= Stated problem =
Find the lines holding "JSON" and copy them.

= Task material =

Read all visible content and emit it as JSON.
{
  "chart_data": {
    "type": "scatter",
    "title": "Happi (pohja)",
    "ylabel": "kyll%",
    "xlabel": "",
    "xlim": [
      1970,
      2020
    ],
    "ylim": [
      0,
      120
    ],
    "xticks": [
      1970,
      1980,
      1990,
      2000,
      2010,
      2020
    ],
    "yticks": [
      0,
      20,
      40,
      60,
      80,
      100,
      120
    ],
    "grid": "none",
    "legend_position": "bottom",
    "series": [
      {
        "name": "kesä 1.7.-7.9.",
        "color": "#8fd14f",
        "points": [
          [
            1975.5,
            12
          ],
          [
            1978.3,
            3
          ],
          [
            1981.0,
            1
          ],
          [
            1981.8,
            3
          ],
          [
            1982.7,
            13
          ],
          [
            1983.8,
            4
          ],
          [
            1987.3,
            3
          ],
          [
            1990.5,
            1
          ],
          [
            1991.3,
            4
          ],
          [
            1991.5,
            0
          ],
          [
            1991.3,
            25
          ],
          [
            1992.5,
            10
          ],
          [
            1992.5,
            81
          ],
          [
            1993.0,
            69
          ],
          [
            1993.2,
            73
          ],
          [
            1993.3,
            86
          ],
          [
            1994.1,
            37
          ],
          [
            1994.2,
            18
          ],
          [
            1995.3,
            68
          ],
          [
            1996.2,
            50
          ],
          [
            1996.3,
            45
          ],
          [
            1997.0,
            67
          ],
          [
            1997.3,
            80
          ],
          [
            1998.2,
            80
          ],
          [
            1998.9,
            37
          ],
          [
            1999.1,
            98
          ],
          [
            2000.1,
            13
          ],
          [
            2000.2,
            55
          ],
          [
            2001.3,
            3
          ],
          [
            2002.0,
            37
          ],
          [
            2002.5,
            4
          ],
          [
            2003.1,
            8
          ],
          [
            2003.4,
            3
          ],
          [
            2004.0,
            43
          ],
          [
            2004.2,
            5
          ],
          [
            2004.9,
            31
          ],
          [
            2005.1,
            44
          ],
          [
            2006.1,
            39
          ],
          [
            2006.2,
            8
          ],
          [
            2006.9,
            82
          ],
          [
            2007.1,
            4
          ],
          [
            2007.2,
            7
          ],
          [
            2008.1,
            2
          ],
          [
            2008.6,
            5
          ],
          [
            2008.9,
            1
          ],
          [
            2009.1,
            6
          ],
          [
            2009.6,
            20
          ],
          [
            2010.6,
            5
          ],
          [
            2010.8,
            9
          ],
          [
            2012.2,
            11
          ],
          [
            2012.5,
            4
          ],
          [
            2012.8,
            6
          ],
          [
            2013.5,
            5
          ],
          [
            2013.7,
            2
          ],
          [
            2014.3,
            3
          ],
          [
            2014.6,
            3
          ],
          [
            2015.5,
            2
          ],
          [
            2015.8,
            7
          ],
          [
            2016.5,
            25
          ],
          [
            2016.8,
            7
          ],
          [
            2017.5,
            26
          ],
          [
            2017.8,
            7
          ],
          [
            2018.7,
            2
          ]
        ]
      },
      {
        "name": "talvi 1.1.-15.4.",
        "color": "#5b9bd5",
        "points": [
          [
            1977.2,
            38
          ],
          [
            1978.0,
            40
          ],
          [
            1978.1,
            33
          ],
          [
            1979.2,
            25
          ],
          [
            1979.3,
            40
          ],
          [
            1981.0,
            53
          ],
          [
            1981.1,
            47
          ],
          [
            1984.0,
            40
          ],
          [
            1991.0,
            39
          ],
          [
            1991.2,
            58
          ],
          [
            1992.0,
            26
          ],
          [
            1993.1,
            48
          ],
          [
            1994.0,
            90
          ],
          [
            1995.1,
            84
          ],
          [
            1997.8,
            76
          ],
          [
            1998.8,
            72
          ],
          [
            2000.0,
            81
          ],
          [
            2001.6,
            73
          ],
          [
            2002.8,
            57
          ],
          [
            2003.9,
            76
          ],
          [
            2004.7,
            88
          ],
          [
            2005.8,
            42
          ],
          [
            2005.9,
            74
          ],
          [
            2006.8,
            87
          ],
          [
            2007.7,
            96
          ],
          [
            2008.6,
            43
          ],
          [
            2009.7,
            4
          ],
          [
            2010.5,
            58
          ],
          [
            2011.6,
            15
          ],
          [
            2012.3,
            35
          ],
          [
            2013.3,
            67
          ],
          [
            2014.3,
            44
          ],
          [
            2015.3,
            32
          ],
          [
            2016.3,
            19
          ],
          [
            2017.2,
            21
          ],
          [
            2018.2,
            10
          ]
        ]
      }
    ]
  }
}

...

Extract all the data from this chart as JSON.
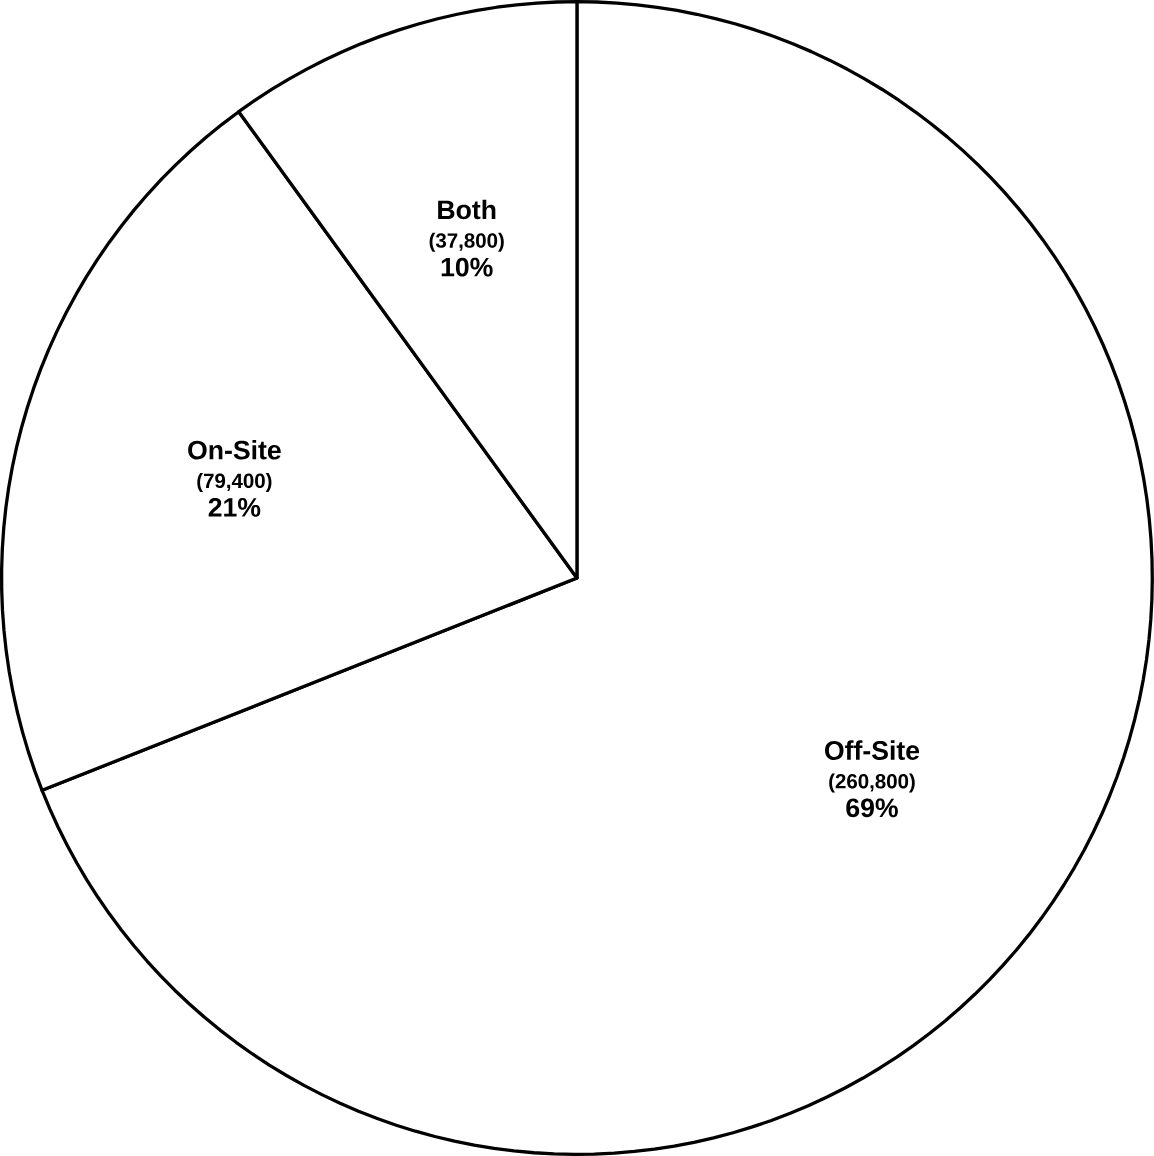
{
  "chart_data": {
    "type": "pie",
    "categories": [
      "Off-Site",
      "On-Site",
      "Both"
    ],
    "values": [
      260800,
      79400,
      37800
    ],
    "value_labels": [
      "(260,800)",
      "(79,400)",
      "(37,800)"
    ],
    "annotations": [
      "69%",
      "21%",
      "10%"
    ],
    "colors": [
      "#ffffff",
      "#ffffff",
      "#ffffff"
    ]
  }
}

= Response to this task =
Read all visible content and emit it as JSON.
Extract all the data from this chart as JSON.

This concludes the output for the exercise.